### Task instructions
Copy every line of the records below where the word "prize" occurs.

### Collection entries
------------------------------------

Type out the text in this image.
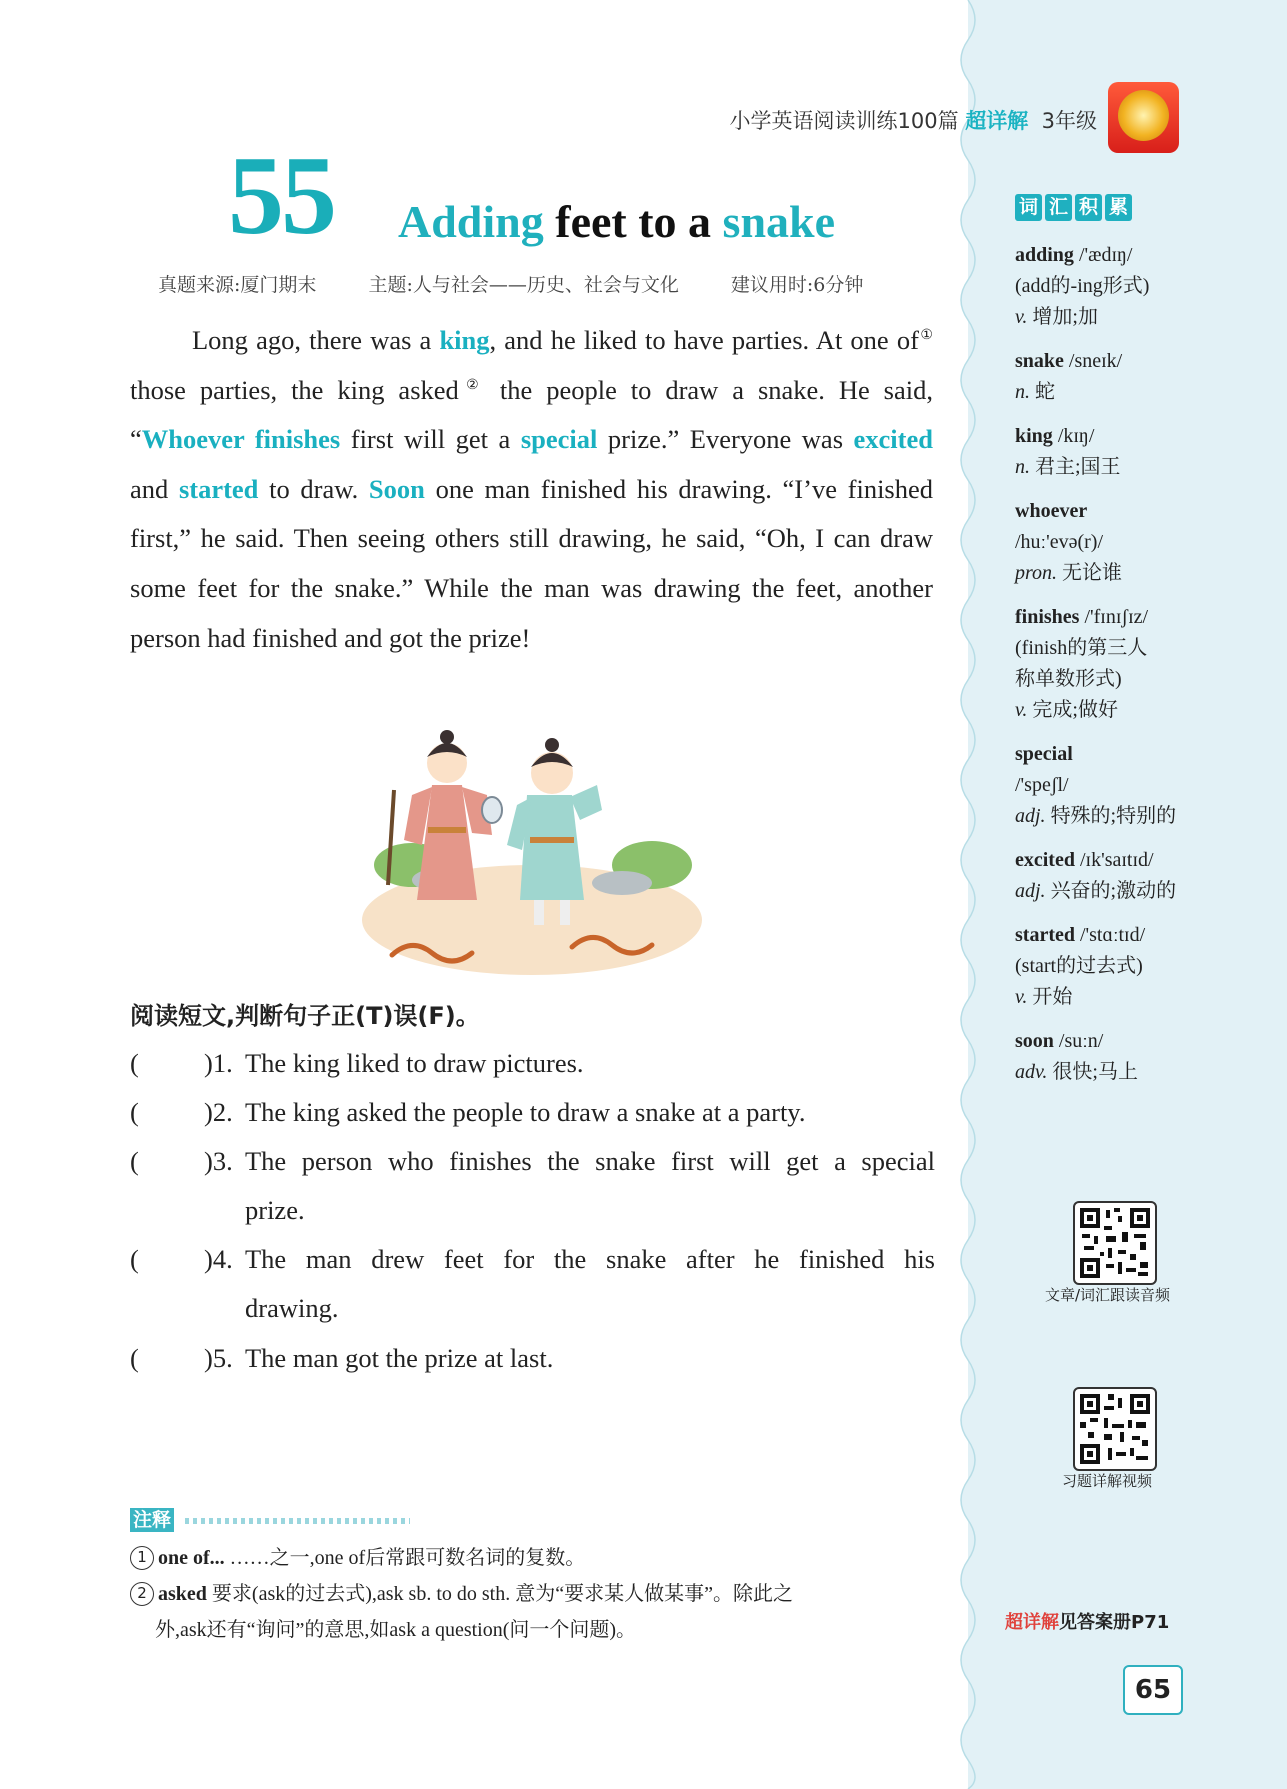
小学英语阅读训练100篇 超详解 3年级
55 Adding feet to a snake
真题来源:厦门期末	主题:人与社会——历史、社会与文化	建议用时:6分钟

Long ago, there was a king, and he liked to have parties. At one of① those parties, the king asked② the people to draw a snake. He said, “Whoever finishes first will get a special prize.” Everyone was excited and started to draw. Soon one man finished his drawing. “I’ve finished first,” he said. Then seeing others still drawing, he said, “Oh, I can draw some feet for the snake.” While the man was drawing the feet, another person had finished and got the prize!

阅读短文,判断句子正(T)误(F)。
( )1. The king liked to draw pictures.
( )2. The king asked the people to draw a snake at a party.
( )3. The person who finishes the snake first will get a special
prize.
( )4. The man drew feet for the snake after he finished his
drawing.
( )5. The man got the prize at last.
注释
1 one of... ……之一,one of后常跟可数名词的复数。
2 asked 要求(ask的过去式),ask sb. to do sth. 意为“要求某人做某事”。除此之
外,ask还有“询问”的意思,如ask a question(问一个问题)。
词 汇 积 累
adding /'ædɪŋ/
(add的-ing形式)
v. 增加;加
snake /sneɪk/
n. 蛇
king /kɪŋ/
n. 君主;国王
whoever
/huː'evə(r)/
pron. 无论谁
finishes /'fɪnɪʃɪz/
(finish的第三人
称单数形式)
v. 完成;做好
special
/'speʃl/
adj. 特殊的;特别的
excited /ɪk'saɪtɪd/
adj. 兴奋的;激动的
started /'stɑːtɪd/
(start的过去式)
v. 开始
soon /suːn/
adv. 很快;马上
文章/词汇跟读音频
习题详解视频
超详解见答案册P71
65
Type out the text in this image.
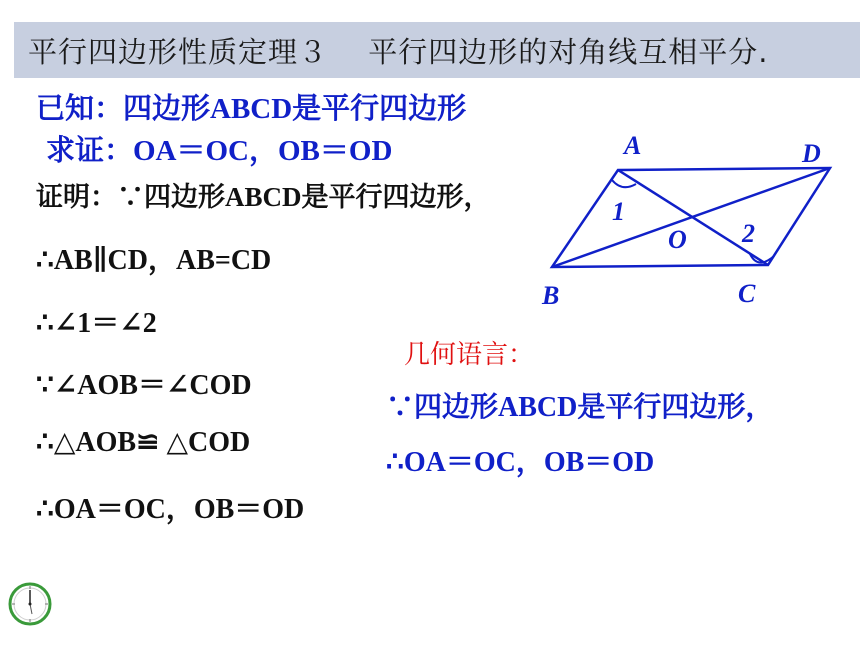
平行四边形性质定理３　 平行四边形的对角线互相平分.
已知：四边形ABCD是平行四边形
求证：OA＝OC，OB＝OD
证明：∵四边形ABCD是平行四边形，
∴AB∥CD，AB=CD
∴∠1＝∠2
∵∠AOB＝∠COD
∴△AOB≌ △COD
∴OA＝OC，OB＝OD
几何语言：
∵四边形ABCD是平行四边形，
∴OA＝OC，OB＝OD
A	D
B	C
O
1
2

------------------------------------

### Response below
Long ago, there was a king, and he liked to have parties. At one of① those parties, the king asked② the people to draw a snake. He said, “Whoever finishes first will get a special prize.” Everyone was excited and started to draw. Soon one man finished his drawing. “I’ve finished first,” he said. Then seeing others still drawing, he said, “Oh, I can draw some feet for the snake.” While the man was drawing the feet, another person had finished and got the prize!
prize.
( )5. The man got the prize at last.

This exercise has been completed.